▶ [Supplied information]:
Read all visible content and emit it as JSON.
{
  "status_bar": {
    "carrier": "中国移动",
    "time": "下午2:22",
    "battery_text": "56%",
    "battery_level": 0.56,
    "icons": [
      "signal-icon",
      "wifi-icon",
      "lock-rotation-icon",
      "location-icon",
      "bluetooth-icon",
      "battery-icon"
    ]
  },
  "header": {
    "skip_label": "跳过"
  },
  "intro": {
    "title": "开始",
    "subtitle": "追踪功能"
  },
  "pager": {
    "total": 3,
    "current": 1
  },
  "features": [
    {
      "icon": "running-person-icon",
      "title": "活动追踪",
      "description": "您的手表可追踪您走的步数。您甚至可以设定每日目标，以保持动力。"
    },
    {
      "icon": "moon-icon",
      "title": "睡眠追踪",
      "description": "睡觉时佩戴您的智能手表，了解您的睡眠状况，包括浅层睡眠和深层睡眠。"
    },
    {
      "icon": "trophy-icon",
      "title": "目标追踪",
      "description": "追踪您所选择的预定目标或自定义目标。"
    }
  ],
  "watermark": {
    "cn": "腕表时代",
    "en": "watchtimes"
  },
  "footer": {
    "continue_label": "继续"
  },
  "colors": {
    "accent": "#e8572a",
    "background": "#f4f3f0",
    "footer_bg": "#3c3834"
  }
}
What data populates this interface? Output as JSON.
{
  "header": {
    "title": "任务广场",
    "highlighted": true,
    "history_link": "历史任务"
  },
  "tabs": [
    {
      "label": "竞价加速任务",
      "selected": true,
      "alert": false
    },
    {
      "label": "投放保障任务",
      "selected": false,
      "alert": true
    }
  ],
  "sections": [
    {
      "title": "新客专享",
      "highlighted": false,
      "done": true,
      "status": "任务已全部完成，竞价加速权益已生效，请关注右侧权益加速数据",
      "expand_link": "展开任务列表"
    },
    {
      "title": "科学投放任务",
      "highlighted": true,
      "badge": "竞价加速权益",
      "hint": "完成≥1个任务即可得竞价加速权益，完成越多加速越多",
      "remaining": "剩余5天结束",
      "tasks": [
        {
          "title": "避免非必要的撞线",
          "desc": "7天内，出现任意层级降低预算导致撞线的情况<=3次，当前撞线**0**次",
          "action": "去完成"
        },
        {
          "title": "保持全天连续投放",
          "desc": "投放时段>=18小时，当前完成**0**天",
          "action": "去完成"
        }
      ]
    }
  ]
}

▶ [Exercise goal]: Copy each line of the data exactly, leaving nothing out.

▶ [Answer for the task]:
Read all visible content and emit it as JSON.
{
  "status_bar": {
    "carrier": "中国移动",
    "time": "下午2:22",
    "battery_text": "56%",
    "battery_level": 0.56,
    "icons": [
      "signal-icon",
      "wifi-icon",
      "lock-rotation-icon",
      "location-icon",
      "bluetooth-icon",
      "battery-icon"
    ]
  },
  "header": {
    "skip_label": "跳过"
  },
  "intro": {
    "title": "开始",
    "subtitle": "追踪功能"
  },
  "pager": {
    "total": 3,
    "current": 1
  },
  "features": [
    {
      "icon": "running-person-icon",
      "title": "活动追踪",
      "description": "您的手表可追踪您走的步数。您甚至可以设定每日目标，以保持动力。"
    },
    {
      "icon": "moon-icon",
      "title": "睡眠追踪",
      "description": "睡觉时佩戴您的智能手表，了解您的睡眠状况，包括浅层睡眠和深层睡眠。"
    },
    {
      "icon": "trophy-icon",
      "title": "目标追踪",
      "description": "追踪您所选择的预定目标或自定义目标。"
    }
  ],
  "watermark": {
    "cn": "腕表时代",
    "en": "watchtimes"
  },
  "footer": {
    "continue_label": "继续"
  },
  "colors": {
    "accent": "#e8572a",
    "background": "#f4f3f0",
    "footer_bg": "#3c3834"
  }
}
What data populates this interface? Output as JSON.
{
  "header": {
    "title": "任务广场",
    "highlighted": true,
    "history_link": "历史任务"
  },
  "tabs": [
    {
      "label": "竞价加速任务",
      "selected": true,
      "alert": false
    },
    {
      "label": "投放保障任务",
      "selected": false,
      "alert": true
    }
  ],
  "sections": [
    {
      "title": "新客专享",
      "highlighted": false,
      "done": true,
      "status": "任务已全部完成，竞价加速权益已生效，请关注右侧权益加速数据",
      "expand_link": "展开任务列表"
    },
    {
      "title": "科学投放任务",
      "highlighted": true,
      "badge": "竞价加速权益",
      "hint": "完成≥1个任务即可得竞价加速权益，完成越多加速越多",
      "remaining": "剩余5天结束",
      "tasks": [
        {
          "title": "避免非必要的撞线",
          "desc": "7天内，出现任意层级降低预算导致撞线的情况<=3次，当前撞线**0**次",
          "action": "去完成"
        },
        {
          "title": "保持全天连续投放",
          "desc": "投放时段>=18小时，当前完成**0**天",
          "action": "去完成"
        }
      ]
    }
  ]
}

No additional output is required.